## [INSTRUCTIONS FOR THE TASK]
Work through the data below line by line and say how many lines hold "panel"; give only the number.

## [INPUT ROWS]
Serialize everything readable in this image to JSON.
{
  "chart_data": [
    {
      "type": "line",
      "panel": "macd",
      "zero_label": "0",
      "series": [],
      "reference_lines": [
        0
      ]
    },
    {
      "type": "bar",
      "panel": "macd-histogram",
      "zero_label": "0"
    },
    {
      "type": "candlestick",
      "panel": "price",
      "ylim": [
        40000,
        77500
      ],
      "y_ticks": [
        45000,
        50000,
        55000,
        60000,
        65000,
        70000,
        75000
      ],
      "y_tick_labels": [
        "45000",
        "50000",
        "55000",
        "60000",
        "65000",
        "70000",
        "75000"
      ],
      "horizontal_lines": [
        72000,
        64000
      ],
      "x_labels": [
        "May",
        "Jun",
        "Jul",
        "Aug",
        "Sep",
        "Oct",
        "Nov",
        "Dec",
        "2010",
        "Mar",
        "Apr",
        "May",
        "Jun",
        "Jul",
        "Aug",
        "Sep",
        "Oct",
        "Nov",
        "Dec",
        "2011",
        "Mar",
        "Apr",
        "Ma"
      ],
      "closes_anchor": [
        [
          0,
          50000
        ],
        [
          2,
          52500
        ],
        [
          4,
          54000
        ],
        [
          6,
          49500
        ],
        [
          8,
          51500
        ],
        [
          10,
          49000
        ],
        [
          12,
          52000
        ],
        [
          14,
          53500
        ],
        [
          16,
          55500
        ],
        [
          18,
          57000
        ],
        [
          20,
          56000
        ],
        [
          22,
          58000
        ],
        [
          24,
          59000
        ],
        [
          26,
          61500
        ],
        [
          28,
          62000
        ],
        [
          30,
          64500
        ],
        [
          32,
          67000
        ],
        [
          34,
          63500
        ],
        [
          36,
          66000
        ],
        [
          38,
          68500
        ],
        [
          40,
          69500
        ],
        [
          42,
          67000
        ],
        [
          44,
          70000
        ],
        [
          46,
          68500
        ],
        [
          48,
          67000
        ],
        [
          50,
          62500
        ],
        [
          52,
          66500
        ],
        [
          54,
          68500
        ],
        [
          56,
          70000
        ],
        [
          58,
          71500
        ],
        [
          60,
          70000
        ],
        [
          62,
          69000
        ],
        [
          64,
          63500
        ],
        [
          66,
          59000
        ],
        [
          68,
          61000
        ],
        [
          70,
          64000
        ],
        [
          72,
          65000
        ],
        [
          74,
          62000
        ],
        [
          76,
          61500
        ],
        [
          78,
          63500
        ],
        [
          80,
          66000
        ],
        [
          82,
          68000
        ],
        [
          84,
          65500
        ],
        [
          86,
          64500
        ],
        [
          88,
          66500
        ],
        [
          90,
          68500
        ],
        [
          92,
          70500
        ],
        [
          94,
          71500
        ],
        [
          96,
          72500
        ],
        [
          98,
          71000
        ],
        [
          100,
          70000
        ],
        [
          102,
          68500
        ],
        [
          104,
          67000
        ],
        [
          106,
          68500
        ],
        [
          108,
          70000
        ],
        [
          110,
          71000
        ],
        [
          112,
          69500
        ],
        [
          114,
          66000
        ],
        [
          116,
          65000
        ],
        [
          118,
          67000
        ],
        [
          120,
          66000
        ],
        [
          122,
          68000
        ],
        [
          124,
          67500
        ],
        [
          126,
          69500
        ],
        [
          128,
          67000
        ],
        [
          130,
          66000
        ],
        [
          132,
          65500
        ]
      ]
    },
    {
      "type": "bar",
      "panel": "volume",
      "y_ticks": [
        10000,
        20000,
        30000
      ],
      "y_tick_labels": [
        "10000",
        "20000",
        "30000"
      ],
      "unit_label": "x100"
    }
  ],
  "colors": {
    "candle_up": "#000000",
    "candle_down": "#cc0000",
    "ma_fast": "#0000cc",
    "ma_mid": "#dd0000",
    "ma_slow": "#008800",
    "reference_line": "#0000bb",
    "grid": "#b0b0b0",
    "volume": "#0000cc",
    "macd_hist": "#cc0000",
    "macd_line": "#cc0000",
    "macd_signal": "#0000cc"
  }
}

## [RESPONSE TO THIS TASK]
4